Requirement :: Quote the listing in full, exactly as given, minus any pictures.

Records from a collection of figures

####################

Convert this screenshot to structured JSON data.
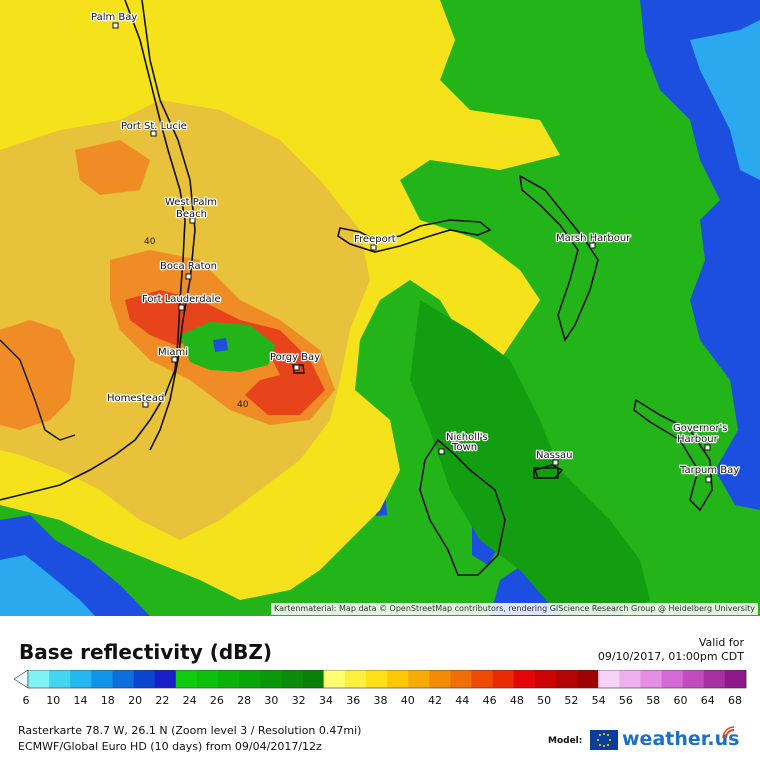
{
  "map": {
    "attribution": "Kartenmaterial: Map data © OpenStreetMap contributors, rendering GIScience Research Group @ Heidelberg University",
    "places": [
      {
        "name": "Palm Bay"
      },
      {
        "name": "Port St. Lucie"
      },
      {
        "name": "West Palm\nBeach"
      },
      {
        "name": "Boca Raton"
      },
      {
        "name": "Fort Lauderdale"
      },
      {
        "name": "Miami"
      },
      {
        "name": "Homestead"
      },
      {
        "name": "Porgy Bay"
      },
      {
        "name": "Freeport"
      },
      {
        "name": "Marsh Harbour"
      },
      {
        "name": "Nicholl's\nTown"
      },
      {
        "name": "Nassau"
      },
      {
        "name": "Governor's\nHarbour"
      },
      {
        "name": "Tarpum Bay"
      }
    ],
    "contour_labels": [
      "40",
      "40"
    ]
  },
  "legend": {
    "title": "Base reflectivity (dBZ)",
    "valid_label": "Valid for",
    "valid_date": "09/10/2017, 01:00pm CDT",
    "ticks": [
      "6",
      "10",
      "14",
      "18",
      "20",
      "22",
      "24",
      "26",
      "28",
      "30",
      "32",
      "34",
      "36",
      "38",
      "40",
      "42",
      "44",
      "46",
      "48",
      "50",
      "52",
      "54",
      "56",
      "58",
      "60",
      "64",
      "68"
    ],
    "colors": [
      "#7ff3f3",
      "#44d6f0",
      "#24b8ee",
      "#1295e8",
      "#0d6fdc",
      "#0a45d0",
      "#1a1ec8",
      "#10cc10",
      "#0ec00e",
      "#0bb20b",
      "#0aa50a",
      "#0a980a",
      "#0a8c0a",
      "#0a800a",
      "#ffff70",
      "#fff040",
      "#fde018",
      "#fcc808",
      "#f6ac06",
      "#f28c06",
      "#f06e06",
      "#ee4c06",
      "#ea2a06",
      "#e40606",
      "#cc0404",
      "#b40404",
      "#9c0404",
      "#f6d2f6",
      "#eeb0ee",
      "#e48ee4",
      "#d46ad4",
      "#c04cc0",
      "#a430a4",
      "#8c188c"
    ],
    "model_label": "Model:",
    "brand": "weather.us"
  },
  "footer": {
    "line1": "Rasterkarte 78.7 W, 26.1 N (Zoom level 3 / Resolution 0.47mi)",
    "line2": "ECMWF/Global Euro HD (10 days) from 09/04/2017/12z"
  },
  "palette": {
    "yellow": "#f5e21b",
    "tan": "#e7c23a",
    "orange": "#ef8c26",
    "red": "#e8441c",
    "green": "#23b41a",
    "darkgreen": "#139d10",
    "blue": "#1c4fe0",
    "cyan": "#2aa9ee"
  }
}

####################

Task output ::
Convert this screenshot to structured JSON data.
{
  "map": {
    "attribution": "Kartenmaterial: Map data © OpenStreetMap contributors, rendering GIScience Research Group @ Heidelberg University",
    "places": [
      {
        "name": "Palm Bay"
      },
      {
        "name": "Port St. Lucie"
      },
      {
        "name": "West Palm\nBeach"
      },
      {
        "name": "Boca Raton"
      },
      {
        "name": "Fort Lauderdale"
      },
      {
        "name": "Miami"
      },
      {
        "name": "Homestead"
      },
      {
        "name": "Porgy Bay"
      },
      {
        "name": "Freeport"
      },
      {
        "name": "Marsh Harbour"
      },
      {
        "name": "Nicholl's\nTown"
      },
      {
        "name": "Nassau"
      },
      {
        "name": "Governor's\nHarbour"
      },
      {
        "name": "Tarpum Bay"
      }
    ],
    "contour_labels": [
      "40",
      "40"
    ]
  },
  "legend": {
    "title": "Base reflectivity (dBZ)",
    "valid_label": "Valid for",
    "valid_date": "09/10/2017, 01:00pm CDT",
    "ticks": [
      "6",
      "10",
      "14",
      "18",
      "20",
      "22",
      "24",
      "26",
      "28",
      "30",
      "32",
      "34",
      "36",
      "38",
      "40",
      "42",
      "44",
      "46",
      "48",
      "50",
      "52",
      "54",
      "56",
      "58",
      "60",
      "64",
      "68"
    ],
    "colors": [
      "#7ff3f3",
      "#44d6f0",
      "#24b8ee",
      "#1295e8",
      "#0d6fdc",
      "#0a45d0",
      "#1a1ec8",
      "#10cc10",
      "#0ec00e",
      "#0bb20b",
      "#0aa50a",
      "#0a980a",
      "#0a8c0a",
      "#0a800a",
      "#ffff70",
      "#fff040",
      "#fde018",
      "#fcc808",
      "#f6ac06",
      "#f28c06",
      "#f06e06",
      "#ee4c06",
      "#ea2a06",
      "#e40606",
      "#cc0404",
      "#b40404",
      "#9c0404",
      "#f6d2f6",
      "#eeb0ee",
      "#e48ee4",
      "#d46ad4",
      "#c04cc0",
      "#a430a4",
      "#8c188c"
    ],
    "model_label": "Model:",
    "brand": "weather.us"
  },
  "footer": {
    "line1": "Rasterkarte 78.7 W, 26.1 N (Zoom level 3 / Resolution 0.47mi)",
    "line2": "ECMWF/Global Euro HD (10 days) from 09/04/2017/12z"
  },
  "palette": {
    "yellow": "#f5e21b",
    "tan": "#e7c23a",
    "orange": "#ef8c26",
    "red": "#e8441c",
    "green": "#23b41a",
    "darkgreen": "#139d10",
    "blue": "#1c4fe0",
    "cyan": "#2aa9ee"
  }
}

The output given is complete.